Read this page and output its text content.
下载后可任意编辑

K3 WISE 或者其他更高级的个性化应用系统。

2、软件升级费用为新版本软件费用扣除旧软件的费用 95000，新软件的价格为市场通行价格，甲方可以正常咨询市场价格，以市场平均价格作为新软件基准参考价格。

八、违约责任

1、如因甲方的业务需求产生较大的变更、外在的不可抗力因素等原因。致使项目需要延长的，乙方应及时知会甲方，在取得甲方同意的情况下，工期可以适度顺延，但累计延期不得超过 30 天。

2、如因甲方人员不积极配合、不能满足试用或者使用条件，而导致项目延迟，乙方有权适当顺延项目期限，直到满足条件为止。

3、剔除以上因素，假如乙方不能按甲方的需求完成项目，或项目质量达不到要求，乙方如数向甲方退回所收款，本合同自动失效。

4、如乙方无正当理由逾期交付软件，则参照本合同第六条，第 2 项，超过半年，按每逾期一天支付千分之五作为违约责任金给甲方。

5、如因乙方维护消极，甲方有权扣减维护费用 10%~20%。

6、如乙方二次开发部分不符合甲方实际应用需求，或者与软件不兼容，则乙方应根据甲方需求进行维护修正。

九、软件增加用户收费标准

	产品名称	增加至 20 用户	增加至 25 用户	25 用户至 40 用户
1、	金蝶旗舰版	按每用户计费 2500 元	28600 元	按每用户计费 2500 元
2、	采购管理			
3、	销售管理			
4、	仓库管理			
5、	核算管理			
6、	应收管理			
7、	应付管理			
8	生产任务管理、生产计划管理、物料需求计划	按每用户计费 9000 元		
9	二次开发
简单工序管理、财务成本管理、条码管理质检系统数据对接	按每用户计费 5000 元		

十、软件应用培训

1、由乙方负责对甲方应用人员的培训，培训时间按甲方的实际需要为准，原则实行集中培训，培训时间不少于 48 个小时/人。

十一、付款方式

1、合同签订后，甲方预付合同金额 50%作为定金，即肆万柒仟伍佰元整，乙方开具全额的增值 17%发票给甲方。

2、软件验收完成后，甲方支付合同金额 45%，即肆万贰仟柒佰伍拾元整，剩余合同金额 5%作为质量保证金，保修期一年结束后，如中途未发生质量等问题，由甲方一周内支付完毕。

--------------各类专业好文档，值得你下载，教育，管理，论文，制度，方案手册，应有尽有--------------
+ + +
=== TASK DETAILS ===
In the entries above, find every line with the word "按每用户计费" and list it.

=== THE RESULT ===
1、	金蝶旗舰版	按每用户计费 2500 元	28600 元	按每用户计费 2500 元
8	生产任务管理、生产计划管理、物料需求计划	按每用户计费 9000 元		
简单工序管理、财务成本管理、条码管理质检系统数据对接	按每用户计费 5000 元		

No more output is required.